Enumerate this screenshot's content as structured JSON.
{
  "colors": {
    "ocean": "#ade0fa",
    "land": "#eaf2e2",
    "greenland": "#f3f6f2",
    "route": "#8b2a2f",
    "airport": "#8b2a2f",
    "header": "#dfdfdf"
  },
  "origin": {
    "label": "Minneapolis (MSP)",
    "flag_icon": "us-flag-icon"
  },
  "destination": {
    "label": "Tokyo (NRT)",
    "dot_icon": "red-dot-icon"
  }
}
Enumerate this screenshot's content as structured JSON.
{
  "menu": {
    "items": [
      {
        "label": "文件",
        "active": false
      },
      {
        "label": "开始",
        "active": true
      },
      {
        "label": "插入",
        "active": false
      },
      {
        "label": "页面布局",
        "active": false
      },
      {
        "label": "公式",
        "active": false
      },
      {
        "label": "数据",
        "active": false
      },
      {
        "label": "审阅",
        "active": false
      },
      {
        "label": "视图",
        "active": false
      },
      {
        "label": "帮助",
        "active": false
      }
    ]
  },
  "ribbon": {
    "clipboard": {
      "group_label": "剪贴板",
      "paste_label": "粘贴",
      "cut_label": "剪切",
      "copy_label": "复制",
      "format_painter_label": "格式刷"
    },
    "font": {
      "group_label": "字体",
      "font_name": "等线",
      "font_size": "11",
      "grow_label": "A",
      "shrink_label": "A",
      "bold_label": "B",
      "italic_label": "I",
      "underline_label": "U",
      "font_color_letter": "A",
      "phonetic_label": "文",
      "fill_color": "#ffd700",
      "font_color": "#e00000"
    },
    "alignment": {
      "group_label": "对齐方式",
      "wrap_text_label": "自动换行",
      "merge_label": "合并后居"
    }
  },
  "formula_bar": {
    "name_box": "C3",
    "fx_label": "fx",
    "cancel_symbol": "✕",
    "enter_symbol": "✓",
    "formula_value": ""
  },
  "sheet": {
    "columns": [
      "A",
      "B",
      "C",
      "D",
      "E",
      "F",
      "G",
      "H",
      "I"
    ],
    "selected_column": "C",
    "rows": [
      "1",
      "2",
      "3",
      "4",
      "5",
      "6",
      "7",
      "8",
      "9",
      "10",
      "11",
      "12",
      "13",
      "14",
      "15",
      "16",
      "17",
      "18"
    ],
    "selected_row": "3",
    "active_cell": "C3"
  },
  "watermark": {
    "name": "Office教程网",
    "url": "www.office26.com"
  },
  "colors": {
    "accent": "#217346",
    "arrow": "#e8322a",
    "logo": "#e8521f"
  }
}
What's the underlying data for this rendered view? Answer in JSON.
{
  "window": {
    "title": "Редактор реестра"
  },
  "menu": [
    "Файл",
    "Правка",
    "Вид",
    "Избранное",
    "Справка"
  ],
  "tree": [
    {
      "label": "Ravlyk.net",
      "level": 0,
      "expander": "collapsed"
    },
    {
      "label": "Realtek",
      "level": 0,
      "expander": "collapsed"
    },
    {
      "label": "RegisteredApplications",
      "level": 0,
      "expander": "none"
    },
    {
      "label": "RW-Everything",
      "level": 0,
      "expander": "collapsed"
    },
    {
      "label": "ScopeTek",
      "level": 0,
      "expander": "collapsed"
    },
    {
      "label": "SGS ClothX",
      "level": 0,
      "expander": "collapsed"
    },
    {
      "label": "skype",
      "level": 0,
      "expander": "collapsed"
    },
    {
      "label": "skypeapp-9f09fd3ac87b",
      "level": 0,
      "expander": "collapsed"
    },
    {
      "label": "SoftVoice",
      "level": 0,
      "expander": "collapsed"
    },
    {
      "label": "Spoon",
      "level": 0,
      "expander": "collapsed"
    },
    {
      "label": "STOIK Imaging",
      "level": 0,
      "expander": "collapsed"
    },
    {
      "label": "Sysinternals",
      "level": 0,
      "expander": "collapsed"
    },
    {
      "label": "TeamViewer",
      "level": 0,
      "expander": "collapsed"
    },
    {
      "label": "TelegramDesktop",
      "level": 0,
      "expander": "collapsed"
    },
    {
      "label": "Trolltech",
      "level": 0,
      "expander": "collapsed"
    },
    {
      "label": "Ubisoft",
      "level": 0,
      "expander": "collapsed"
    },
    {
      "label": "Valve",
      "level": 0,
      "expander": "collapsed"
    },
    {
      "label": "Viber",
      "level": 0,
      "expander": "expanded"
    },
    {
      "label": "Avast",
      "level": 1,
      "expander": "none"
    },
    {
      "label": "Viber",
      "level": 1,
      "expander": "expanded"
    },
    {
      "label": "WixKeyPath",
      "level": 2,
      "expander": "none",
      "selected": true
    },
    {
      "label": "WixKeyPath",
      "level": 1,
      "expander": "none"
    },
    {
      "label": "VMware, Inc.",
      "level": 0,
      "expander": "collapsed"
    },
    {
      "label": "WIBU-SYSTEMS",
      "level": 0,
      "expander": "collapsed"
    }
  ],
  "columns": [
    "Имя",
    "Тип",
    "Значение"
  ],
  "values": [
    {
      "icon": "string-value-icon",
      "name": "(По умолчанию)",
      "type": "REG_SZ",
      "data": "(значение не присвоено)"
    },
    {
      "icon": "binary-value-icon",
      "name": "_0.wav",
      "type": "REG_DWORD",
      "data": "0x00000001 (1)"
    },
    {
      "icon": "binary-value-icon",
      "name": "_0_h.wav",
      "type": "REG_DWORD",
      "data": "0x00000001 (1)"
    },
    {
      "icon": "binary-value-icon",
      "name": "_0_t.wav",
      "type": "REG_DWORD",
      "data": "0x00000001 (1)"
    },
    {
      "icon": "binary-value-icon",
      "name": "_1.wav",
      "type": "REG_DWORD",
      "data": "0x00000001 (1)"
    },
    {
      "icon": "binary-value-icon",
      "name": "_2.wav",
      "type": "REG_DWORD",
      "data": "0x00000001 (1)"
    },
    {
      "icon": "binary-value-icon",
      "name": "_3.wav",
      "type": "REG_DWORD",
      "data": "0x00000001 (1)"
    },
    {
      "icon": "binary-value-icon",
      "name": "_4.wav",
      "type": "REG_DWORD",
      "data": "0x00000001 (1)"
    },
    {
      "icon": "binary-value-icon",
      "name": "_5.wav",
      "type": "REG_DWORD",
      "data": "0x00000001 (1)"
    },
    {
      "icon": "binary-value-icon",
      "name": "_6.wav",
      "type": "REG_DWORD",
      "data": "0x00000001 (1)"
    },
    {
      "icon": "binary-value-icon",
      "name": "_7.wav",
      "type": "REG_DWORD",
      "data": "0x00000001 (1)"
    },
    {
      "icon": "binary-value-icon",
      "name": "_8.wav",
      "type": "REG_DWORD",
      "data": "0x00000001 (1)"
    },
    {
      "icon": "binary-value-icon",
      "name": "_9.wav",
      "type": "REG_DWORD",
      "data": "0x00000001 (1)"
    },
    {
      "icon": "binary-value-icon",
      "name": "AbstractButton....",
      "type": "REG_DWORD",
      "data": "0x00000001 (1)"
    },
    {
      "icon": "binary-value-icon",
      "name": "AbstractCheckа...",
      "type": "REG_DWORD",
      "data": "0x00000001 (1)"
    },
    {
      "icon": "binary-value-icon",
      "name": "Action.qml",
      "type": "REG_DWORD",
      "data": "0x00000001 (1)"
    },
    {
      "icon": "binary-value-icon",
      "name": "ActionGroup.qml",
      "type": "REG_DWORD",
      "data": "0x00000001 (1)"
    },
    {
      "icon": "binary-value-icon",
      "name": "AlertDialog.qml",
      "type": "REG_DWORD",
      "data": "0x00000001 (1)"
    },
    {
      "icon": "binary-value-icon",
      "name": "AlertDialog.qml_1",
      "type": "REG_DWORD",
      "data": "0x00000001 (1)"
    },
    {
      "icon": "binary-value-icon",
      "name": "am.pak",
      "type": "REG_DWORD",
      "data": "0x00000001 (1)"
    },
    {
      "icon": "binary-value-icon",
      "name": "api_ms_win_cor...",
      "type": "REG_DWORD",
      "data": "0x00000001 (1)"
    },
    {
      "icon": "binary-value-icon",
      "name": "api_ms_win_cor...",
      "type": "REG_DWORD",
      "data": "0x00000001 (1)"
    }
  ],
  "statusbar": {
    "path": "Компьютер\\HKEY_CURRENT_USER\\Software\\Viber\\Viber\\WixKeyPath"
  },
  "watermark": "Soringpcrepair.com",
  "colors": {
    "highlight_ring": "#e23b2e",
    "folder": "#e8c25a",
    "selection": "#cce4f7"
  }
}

Exercise requirements => Only lines with the word "watermark" should be collected from the material.

Answer below =>
  "watermark": {
  "watermark": "Soringpcrepair.com",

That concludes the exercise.